Reproduce the listing below without any change.

# # # # #

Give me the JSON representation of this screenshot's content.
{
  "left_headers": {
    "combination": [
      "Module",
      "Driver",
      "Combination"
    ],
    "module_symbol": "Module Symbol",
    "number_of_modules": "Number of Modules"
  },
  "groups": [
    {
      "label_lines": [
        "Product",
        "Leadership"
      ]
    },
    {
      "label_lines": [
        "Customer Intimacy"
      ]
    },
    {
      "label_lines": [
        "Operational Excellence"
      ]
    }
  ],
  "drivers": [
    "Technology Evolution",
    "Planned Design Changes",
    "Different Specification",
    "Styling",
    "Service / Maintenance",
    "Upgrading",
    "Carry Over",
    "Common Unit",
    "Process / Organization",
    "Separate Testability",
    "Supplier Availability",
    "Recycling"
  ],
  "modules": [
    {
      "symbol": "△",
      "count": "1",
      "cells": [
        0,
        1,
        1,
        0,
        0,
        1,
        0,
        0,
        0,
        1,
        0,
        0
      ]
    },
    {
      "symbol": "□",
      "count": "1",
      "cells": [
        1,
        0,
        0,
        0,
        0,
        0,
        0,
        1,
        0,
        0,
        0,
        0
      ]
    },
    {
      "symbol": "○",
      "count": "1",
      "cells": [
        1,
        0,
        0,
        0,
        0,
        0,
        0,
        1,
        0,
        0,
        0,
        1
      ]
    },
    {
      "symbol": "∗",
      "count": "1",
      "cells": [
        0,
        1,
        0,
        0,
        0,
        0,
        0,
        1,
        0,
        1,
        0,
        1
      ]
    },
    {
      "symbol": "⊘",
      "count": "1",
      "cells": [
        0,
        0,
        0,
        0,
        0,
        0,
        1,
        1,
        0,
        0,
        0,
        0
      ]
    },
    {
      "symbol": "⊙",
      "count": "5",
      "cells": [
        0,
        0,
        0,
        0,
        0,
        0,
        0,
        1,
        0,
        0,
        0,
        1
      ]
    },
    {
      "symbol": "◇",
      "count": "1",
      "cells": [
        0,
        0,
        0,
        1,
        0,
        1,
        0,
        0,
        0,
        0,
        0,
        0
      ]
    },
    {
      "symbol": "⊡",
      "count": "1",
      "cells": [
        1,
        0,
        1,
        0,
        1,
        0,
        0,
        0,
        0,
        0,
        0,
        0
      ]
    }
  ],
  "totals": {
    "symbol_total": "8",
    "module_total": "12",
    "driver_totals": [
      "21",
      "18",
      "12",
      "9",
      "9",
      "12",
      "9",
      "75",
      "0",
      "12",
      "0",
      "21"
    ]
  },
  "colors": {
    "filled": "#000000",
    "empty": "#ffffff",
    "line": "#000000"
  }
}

# # # # #

Written answer:
Give me the JSON representation of this screenshot's content.
{
  "left_headers": {
    "combination": [
      "Module",
      "Driver",
      "Combination"
    ],
    "module_symbol": "Module Symbol",
    "number_of_modules": "Number of Modules"
  },
  "groups": [
    {
      "label_lines": [
        "Product",
        "Leadership"
      ]
    },
    {
      "label_lines": [
        "Customer Intimacy"
      ]
    },
    {
      "label_lines": [
        "Operational Excellence"
      ]
    }
  ],
  "drivers": [
    "Technology Evolution",
    "Planned Design Changes",
    "Different Specification",
    "Styling",
    "Service / Maintenance",
    "Upgrading",
    "Carry Over",
    "Common Unit",
    "Process / Organization",
    "Separate Testability",
    "Supplier Availability",
    "Recycling"
  ],
  "modules": [
    {
      "symbol": "△",
      "count": "1",
      "cells": [
        0,
        1,
        1,
        0,
        0,
        1,
        0,
        0,
        0,
        1,
        0,
        0
      ]
    },
    {
      "symbol": "□",
      "count": "1",
      "cells": [
        1,
        0,
        0,
        0,
        0,
        0,
        0,
        1,
        0,
        0,
        0,
        0
      ]
    },
    {
      "symbol": "○",
      "count": "1",
      "cells": [
        1,
        0,
        0,
        0,
        0,
        0,
        0,
        1,
        0,
        0,
        0,
        1
      ]
    },
    {
      "symbol": "∗",
      "count": "1",
      "cells": [
        0,
        1,
        0,
        0,
        0,
        0,
        0,
        1,
        0,
        1,
        0,
        1
      ]
    },
    {
      "symbol": "⊘",
      "count": "1",
      "cells": [
        0,
        0,
        0,
        0,
        0,
        0,
        1,
        1,
        0,
        0,
        0,
        0
      ]
    },
    {
      "symbol": "⊙",
      "count": "5",
      "cells": [
        0,
        0,
        0,
        0,
        0,
        0,
        0,
        1,
        0,
        0,
        0,
        1
      ]
    },
    {
      "symbol": "◇",
      "count": "1",
      "cells": [
        0,
        0,
        0,
        1,
        0,
        1,
        0,
        0,
        0,
        0,
        0,
        0
      ]
    },
    {
      "symbol": "⊡",
      "count": "1",
      "cells": [
        1,
        0,
        1,
        0,
        1,
        0,
        0,
        0,
        0,
        0,
        0,
        0
      ]
    }
  ],
  "totals": {
    "symbol_total": "8",
    "module_total": "12",
    "driver_totals": [
      "21",
      "18",
      "12",
      "9",
      "9",
      "12",
      "9",
      "75",
      "0",
      "12",
      "0",
      "21"
    ]
  },
  "colors": {
    "filled": "#000000",
    "empty": "#ffffff",
    "line": "#000000"
  }
}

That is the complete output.